(Saved entries)
· · · · ·
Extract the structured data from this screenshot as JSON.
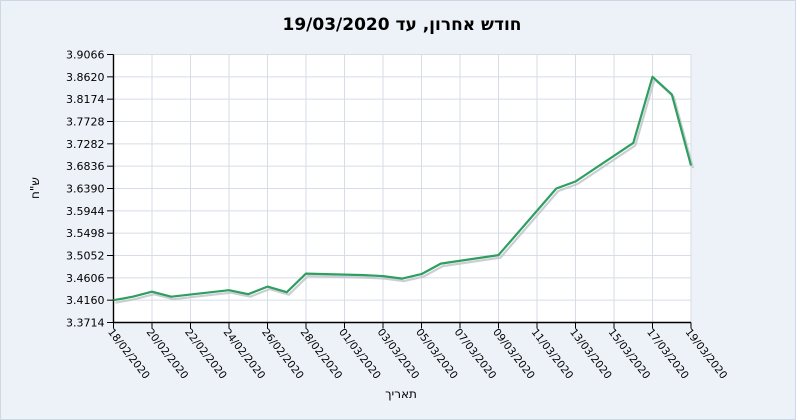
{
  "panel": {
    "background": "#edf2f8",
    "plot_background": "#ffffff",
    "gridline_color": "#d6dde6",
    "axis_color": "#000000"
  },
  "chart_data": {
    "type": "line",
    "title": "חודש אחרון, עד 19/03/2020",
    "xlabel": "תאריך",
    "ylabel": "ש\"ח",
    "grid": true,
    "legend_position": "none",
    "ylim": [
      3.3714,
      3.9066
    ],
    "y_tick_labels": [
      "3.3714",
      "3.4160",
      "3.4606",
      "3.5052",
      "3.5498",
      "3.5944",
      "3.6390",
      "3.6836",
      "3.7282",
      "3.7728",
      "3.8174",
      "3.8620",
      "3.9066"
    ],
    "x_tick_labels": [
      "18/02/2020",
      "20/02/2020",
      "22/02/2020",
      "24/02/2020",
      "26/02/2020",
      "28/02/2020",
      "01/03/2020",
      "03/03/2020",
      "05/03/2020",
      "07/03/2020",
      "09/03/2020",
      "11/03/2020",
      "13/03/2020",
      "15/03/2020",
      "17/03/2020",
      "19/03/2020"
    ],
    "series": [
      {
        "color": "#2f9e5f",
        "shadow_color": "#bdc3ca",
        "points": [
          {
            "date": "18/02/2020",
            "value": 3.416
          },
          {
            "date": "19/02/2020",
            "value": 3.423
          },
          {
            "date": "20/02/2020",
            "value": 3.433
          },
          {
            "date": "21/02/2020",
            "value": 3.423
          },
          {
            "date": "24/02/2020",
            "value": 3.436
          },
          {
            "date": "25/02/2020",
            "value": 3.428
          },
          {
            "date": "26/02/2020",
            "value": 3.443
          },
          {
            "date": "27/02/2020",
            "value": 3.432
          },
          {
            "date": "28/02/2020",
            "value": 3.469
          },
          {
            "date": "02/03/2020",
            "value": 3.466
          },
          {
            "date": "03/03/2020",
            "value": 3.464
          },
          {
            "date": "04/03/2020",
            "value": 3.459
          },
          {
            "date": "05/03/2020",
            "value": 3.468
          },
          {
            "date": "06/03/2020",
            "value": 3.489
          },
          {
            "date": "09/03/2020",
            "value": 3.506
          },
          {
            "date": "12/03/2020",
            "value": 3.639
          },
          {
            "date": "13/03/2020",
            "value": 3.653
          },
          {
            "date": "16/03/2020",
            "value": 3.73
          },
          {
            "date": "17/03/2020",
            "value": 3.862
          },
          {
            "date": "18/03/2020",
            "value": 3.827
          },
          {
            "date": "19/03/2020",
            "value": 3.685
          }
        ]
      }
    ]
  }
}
· · · · ·
__Set task__.
Transcribe the listing in full and omit the pictures.

__Task response__.
Extract the structured data from this screenshot as JSON.
{
  "panel": {
    "background": "#edf2f8",
    "plot_background": "#ffffff",
    "gridline_color": "#d6dde6",
    "axis_color": "#000000"
  },
  "chart_data": {
    "type": "line",
    "title": "חודש אחרון, עד 19/03/2020",
    "xlabel": "תאריך",
    "ylabel": "ש\"ח",
    "grid": true,
    "legend_position": "none",
    "ylim": [
      3.3714,
      3.9066
    ],
    "y_tick_labels": [
      "3.3714",
      "3.4160",
      "3.4606",
      "3.5052",
      "3.5498",
      "3.5944",
      "3.6390",
      "3.6836",
      "3.7282",
      "3.7728",
      "3.8174",
      "3.8620",
      "3.9066"
    ],
    "x_tick_labels": [
      "18/02/2020",
      "20/02/2020",
      "22/02/2020",
      "24/02/2020",
      "26/02/2020",
      "28/02/2020",
      "01/03/2020",
      "03/03/2020",
      "05/03/2020",
      "07/03/2020",
      "09/03/2020",
      "11/03/2020",
      "13/03/2020",
      "15/03/2020",
      "17/03/2020",
      "19/03/2020"
    ],
    "series": [
      {
        "color": "#2f9e5f",
        "shadow_color": "#bdc3ca",
        "points": [
          {
            "date": "18/02/2020",
            "value": 3.416
          },
          {
            "date": "19/02/2020",
            "value": 3.423
          },
          {
            "date": "20/02/2020",
            "value": 3.433
          },
          {
            "date": "21/02/2020",
            "value": 3.423
          },
          {
            "date": "24/02/2020",
            "value": 3.436
          },
          {
            "date": "25/02/2020",
            "value": 3.428
          },
          {
            "date": "26/02/2020",
            "value": 3.443
          },
          {
            "date": "27/02/2020",
            "value": 3.432
          },
          {
            "date": "28/02/2020",
            "value": 3.469
          },
          {
            "date": "02/03/2020",
            "value": 3.466
          },
          {
            "date": "03/03/2020",
            "value": 3.464
          },
          {
            "date": "04/03/2020",
            "value": 3.459
          },
          {
            "date": "05/03/2020",
            "value": 3.468
          },
          {
            "date": "06/03/2020",
            "value": 3.489
          },
          {
            "date": "09/03/2020",
            "value": 3.506
          },
          {
            "date": "12/03/2020",
            "value": 3.639
          },
          {
            "date": "13/03/2020",
            "value": 3.653
          },
          {
            "date": "16/03/2020",
            "value": 3.73
          },
          {
            "date": "17/03/2020",
            "value": 3.862
          },
          {
            "date": "18/03/2020",
            "value": 3.827
          },
          {
            "date": "19/03/2020",
            "value": 3.685
          }
        ]
      }
    ]
  }
}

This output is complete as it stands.